▶ **DESCRIPTION OF THE TASK**:
Write out the full listing again, exactly as it stands.

▶ **PROVIDED ENTRIES**:
________
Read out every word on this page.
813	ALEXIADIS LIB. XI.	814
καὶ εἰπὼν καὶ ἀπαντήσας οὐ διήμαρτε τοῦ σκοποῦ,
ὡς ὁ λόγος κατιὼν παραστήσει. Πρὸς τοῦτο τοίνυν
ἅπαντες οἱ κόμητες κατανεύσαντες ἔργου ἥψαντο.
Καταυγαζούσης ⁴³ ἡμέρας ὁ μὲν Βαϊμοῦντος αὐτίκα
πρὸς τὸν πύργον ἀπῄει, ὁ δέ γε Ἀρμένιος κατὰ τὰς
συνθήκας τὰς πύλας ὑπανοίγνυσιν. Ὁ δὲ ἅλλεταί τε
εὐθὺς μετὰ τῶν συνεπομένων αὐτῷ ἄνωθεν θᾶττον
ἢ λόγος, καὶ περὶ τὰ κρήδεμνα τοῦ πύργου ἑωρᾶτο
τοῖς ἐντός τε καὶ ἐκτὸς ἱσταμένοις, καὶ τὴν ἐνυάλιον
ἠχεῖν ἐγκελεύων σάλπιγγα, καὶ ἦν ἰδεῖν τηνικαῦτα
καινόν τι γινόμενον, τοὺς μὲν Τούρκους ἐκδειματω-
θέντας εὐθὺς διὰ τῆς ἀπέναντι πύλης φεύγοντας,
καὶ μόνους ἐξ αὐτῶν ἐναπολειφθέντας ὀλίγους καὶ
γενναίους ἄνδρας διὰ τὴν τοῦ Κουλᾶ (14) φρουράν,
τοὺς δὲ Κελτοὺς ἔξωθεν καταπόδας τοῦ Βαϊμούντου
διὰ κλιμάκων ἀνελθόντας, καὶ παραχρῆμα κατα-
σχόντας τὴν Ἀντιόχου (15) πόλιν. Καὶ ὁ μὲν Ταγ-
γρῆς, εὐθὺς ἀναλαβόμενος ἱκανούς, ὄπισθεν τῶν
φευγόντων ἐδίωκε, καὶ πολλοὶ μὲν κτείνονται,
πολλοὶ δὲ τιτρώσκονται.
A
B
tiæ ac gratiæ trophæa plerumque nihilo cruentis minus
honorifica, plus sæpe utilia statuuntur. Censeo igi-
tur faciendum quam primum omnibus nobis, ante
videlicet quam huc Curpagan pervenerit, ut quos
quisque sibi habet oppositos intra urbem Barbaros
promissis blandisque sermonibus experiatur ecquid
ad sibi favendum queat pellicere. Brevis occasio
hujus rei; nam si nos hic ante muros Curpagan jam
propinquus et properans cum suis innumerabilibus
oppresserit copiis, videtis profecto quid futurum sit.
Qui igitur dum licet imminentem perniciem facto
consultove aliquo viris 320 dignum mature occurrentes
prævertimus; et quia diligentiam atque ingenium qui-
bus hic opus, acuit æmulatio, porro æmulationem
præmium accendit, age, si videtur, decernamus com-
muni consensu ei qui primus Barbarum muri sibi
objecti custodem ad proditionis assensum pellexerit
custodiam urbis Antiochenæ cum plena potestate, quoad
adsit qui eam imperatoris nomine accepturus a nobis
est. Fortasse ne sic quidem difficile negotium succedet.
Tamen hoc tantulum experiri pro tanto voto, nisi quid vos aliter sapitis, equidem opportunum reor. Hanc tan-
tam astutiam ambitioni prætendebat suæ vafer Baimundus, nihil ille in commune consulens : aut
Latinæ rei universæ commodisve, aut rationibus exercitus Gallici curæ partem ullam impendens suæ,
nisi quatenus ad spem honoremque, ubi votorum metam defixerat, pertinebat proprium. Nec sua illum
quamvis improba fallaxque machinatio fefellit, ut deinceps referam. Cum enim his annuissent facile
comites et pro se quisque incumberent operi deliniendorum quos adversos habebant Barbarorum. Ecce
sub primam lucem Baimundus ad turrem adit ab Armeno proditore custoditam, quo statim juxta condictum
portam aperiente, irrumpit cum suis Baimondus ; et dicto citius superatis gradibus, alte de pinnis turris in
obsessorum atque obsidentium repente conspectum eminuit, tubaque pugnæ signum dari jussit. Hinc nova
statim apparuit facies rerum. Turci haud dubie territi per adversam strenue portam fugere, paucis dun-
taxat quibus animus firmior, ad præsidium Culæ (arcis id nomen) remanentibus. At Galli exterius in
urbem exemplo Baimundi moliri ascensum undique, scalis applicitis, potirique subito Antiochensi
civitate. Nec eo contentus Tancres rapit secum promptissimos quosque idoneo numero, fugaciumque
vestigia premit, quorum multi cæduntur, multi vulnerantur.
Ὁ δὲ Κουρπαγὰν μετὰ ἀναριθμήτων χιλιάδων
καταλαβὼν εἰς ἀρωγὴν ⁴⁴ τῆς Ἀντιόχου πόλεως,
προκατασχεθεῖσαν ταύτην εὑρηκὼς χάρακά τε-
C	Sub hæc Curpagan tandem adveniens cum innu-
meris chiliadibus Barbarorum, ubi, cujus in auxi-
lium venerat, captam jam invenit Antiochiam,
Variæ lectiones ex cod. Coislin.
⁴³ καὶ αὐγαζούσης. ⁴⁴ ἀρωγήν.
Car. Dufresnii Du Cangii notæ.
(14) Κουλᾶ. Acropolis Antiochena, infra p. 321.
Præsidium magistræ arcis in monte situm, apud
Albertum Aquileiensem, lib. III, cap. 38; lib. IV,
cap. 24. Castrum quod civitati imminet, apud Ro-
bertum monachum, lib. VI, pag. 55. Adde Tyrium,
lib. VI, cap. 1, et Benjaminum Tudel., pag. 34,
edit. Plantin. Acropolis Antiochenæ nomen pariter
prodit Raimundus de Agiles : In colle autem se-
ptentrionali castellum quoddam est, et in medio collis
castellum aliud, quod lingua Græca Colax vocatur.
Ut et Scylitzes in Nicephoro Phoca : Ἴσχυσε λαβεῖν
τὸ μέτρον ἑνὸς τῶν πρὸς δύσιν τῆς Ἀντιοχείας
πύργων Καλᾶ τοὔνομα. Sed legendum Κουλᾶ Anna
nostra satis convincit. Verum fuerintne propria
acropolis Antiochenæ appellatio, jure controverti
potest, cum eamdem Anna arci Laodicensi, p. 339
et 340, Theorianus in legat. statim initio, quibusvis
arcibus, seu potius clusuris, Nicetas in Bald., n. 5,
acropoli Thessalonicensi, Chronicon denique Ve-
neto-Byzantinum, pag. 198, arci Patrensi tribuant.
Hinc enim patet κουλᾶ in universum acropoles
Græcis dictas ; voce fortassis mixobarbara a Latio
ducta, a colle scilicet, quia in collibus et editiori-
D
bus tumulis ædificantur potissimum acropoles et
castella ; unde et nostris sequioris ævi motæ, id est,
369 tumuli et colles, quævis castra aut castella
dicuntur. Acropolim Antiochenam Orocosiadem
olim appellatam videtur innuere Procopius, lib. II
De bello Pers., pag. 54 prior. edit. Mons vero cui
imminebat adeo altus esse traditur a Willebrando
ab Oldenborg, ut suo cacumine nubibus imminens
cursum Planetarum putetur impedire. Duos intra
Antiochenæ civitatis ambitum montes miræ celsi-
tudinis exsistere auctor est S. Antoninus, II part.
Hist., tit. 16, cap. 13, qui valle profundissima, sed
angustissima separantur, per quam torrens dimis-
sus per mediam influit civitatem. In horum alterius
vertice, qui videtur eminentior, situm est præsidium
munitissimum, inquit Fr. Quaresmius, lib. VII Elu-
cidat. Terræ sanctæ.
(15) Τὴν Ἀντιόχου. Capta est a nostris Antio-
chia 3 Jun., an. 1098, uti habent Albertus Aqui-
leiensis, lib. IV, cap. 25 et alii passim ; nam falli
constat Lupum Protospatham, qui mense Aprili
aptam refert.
________
▶ **CORRECT OUTPUT**:
Read out every word on this page.
813	ALEXIADIS LIB. XI.	814
καὶ εἰπὼν καὶ ἀπαντήσας οὐ διήμαρτε τοῦ σκοποῦ,
ὡς ὁ λόγος κατιὼν παραστήσει. Πρὸς τοῦτο τοίνυν
ἅπαντες οἱ κόμητες κατανεύσαντες ἔργου ἥψαντο.
Καταυγαζούσης ⁴³ ἡμέρας ὁ μὲν Βαϊμοῦντος αὐτίκα
πρὸς τὸν πύργον ἀπῄει, ὁ δέ γε Ἀρμένιος κατὰ τὰς
συνθήκας τὰς πύλας ὑπανοίγνυσιν. Ὁ δὲ ἅλλεταί τε
εὐθὺς μετὰ τῶν συνεπομένων αὐτῷ ἄνωθεν θᾶττον
ἢ λόγος, καὶ περὶ τὰ κρήδεμνα τοῦ πύργου ἑωρᾶτο
τοῖς ἐντός τε καὶ ἐκτὸς ἱσταμένοις, καὶ τὴν ἐνυάλιον
ἠχεῖν ἐγκελεύων σάλπιγγα, καὶ ἦν ἰδεῖν τηνικαῦτα
καινόν τι γινόμενον, τοὺς μὲν Τούρκους ἐκδειματω-
θέντας εὐθὺς διὰ τῆς ἀπέναντι πύλης φεύγοντας,
καὶ μόνους ἐξ αὐτῶν ἐναπολειφθέντας ὀλίγους καὶ
γενναίους ἄνδρας διὰ τὴν τοῦ Κουλᾶ (14) φρουράν,
τοὺς δὲ Κελτοὺς ἔξωθεν καταπόδας τοῦ Βαϊμούντου
διὰ κλιμάκων ἀνελθόντας, καὶ παραχρῆμα κατα-
σχόντας τὴν Ἀντιόχου (15) πόλιν. Καὶ ὁ μὲν Ταγ-
γρῆς, εὐθὺς ἀναλαβόμενος ἱκανούς, ὄπισθεν τῶν
φευγόντων ἐδίωκε, καὶ πολλοὶ μὲν κτείνονται,
πολλοὶ δὲ τιτρώσκονται.
A
B
tiæ ac gratiæ trophæa plerumque nihilo cruentis minus
honorifica, plus sæpe utilia statuuntur. Censeo igi-
tur faciendum quam primum omnibus nobis, ante
videlicet quam huc Curpagan pervenerit, ut quos
quisque sibi habet oppositos intra urbem Barbaros
promissis blandisque sermonibus experiatur ecquid
ad sibi favendum queat pellicere. Brevis occasio
hujus rei; nam si nos hic ante muros Curpagan jam
propinquus et properans cum suis innumerabilibus
oppresserit copiis, videtis profecto quid futurum sit.
Qui igitur dum licet imminentem perniciem facto
consultove aliquo viris 320 dignum mature occurrentes
prævertimus; et quia diligentiam atque ingenium qui-
bus hic opus, acuit æmulatio, porro æmulationem
præmium accendit, age, si videtur, decernamus com-
muni consensu ei qui primus Barbarum muri sibi
objecti custodem ad proditionis assensum pellexerit
custodiam urbis Antiochenæ cum plena potestate, quoad
adsit qui eam imperatoris nomine accepturus a nobis
est. Fortasse ne sic quidem difficile negotium succedet.
Tamen hoc tantulum experiri pro tanto voto, nisi quid vos aliter sapitis, equidem opportunum reor. Hanc tan-
tam astutiam ambitioni prætendebat suæ vafer Baimundus, nihil ille in commune consulens : aut
Latinæ rei universæ commodisve, aut rationibus exercitus Gallici curæ partem ullam impendens suæ,
nisi quatenus ad spem honoremque, ubi votorum metam defixerat, pertinebat proprium. Nec sua illum
quamvis improba fallaxque machinatio fefellit, ut deinceps referam. Cum enim his annuissent facile
comites et pro se quisque incumberent operi deliniendorum quos adversos habebant Barbarorum. Ecce
sub primam lucem Baimundus ad turrem adit ab Armeno proditore custoditam, quo statim juxta condictum
portam aperiente, irrumpit cum suis Baimondus ; et dicto citius superatis gradibus, alte de pinnis turris in
obsessorum atque obsidentium repente conspectum eminuit, tubaque pugnæ signum dari jussit. Hinc nova
statim apparuit facies rerum. Turci haud dubie territi per adversam strenue portam fugere, paucis dun-
taxat quibus animus firmior, ad præsidium Culæ (arcis id nomen) remanentibus. At Galli exterius in
urbem exemplo Baimundi moliri ascensum undique, scalis applicitis, potirique subito Antiochensi
civitate. Nec eo contentus Tancres rapit secum promptissimos quosque idoneo numero, fugaciumque
vestigia premit, quorum multi cæduntur, multi vulnerantur.
Ὁ δὲ Κουρπαγὰν μετὰ ἀναριθμήτων χιλιάδων
καταλαβὼν εἰς ἀρωγὴν ⁴⁴ τῆς Ἀντιόχου πόλεως,
προκατασχεθεῖσαν ταύτην εὑρηκὼς χάρακά τε-
C	Sub hæc Curpagan tandem adveniens cum innu-
meris chiliadibus Barbarorum, ubi, cujus in auxi-
lium venerat, captam jam invenit Antiochiam,
Variæ lectiones ex cod. Coislin.
⁴³ καὶ αὐγαζούσης. ⁴⁴ ἀρωγήν.
Car. Dufresnii Du Cangii notæ.
(14) Κουλᾶ. Acropolis Antiochena, infra p. 321.
Præsidium magistræ arcis in monte situm, apud
Albertum Aquileiensem, lib. III, cap. 38; lib. IV,
cap. 24. Castrum quod civitati imminet, apud Ro-
bertum monachum, lib. VI, pag. 55. Adde Tyrium,
lib. VI, cap. 1, et Benjaminum Tudel., pag. 34,
edit. Plantin. Acropolis Antiochenæ nomen pariter
prodit Raimundus de Agiles : In colle autem se-
ptentrionali castellum quoddam est, et in medio collis
castellum aliud, quod lingua Græca Colax vocatur.
Ut et Scylitzes in Nicephoro Phoca : Ἴσχυσε λαβεῖν
τὸ μέτρον ἑνὸς τῶν πρὸς δύσιν τῆς Ἀντιοχείας
πύργων Καλᾶ τοὔνομα. Sed legendum Κουλᾶ Anna
nostra satis convincit. Verum fuerintne propria
acropolis Antiochenæ appellatio, jure controverti
potest, cum eamdem Anna arci Laodicensi, p. 339
et 340, Theorianus in legat. statim initio, quibusvis
arcibus, seu potius clusuris, Nicetas in Bald., n. 5,
acropoli Thessalonicensi, Chronicon denique Ve-
neto-Byzantinum, pag. 198, arci Patrensi tribuant.
Hinc enim patet κουλᾶ in universum acropoles
Græcis dictas ; voce fortassis mixobarbara a Latio
ducta, a colle scilicet, quia in collibus et editiori-
D
bus tumulis ædificantur potissimum acropoles et
castella ; unde et nostris sequioris ævi motæ, id est,
369 tumuli et colles, quævis castra aut castella
dicuntur. Acropolim Antiochenam Orocosiadem
olim appellatam videtur innuere Procopius, lib. II
De bello Pers., pag. 54 prior. edit. Mons vero cui
imminebat adeo altus esse traditur a Willebrando
ab Oldenborg, ut suo cacumine nubibus imminens
cursum Planetarum putetur impedire. Duos intra
Antiochenæ civitatis ambitum montes miræ celsi-
tudinis exsistere auctor est S. Antoninus, II part.
Hist., tit. 16, cap. 13, qui valle profundissima, sed
angustissima separantur, per quam torrens dimis-
sus per mediam influit civitatem. In horum alterius
vertice, qui videtur eminentior, situm est præsidium
munitissimum, inquit Fr. Quaresmius, lib. VII Elu-
cidat. Terræ sanctæ.
(15) Τὴν Ἀντιόχου. Capta est a nostris Antio-
chia 3 Jun., an. 1098, uti habent Albertus Aqui-
leiensis, lib. IV, cap. 25 et alii passim ; nam falli
constat Lupum Protospatham, qui mense Aprili
aptam refert.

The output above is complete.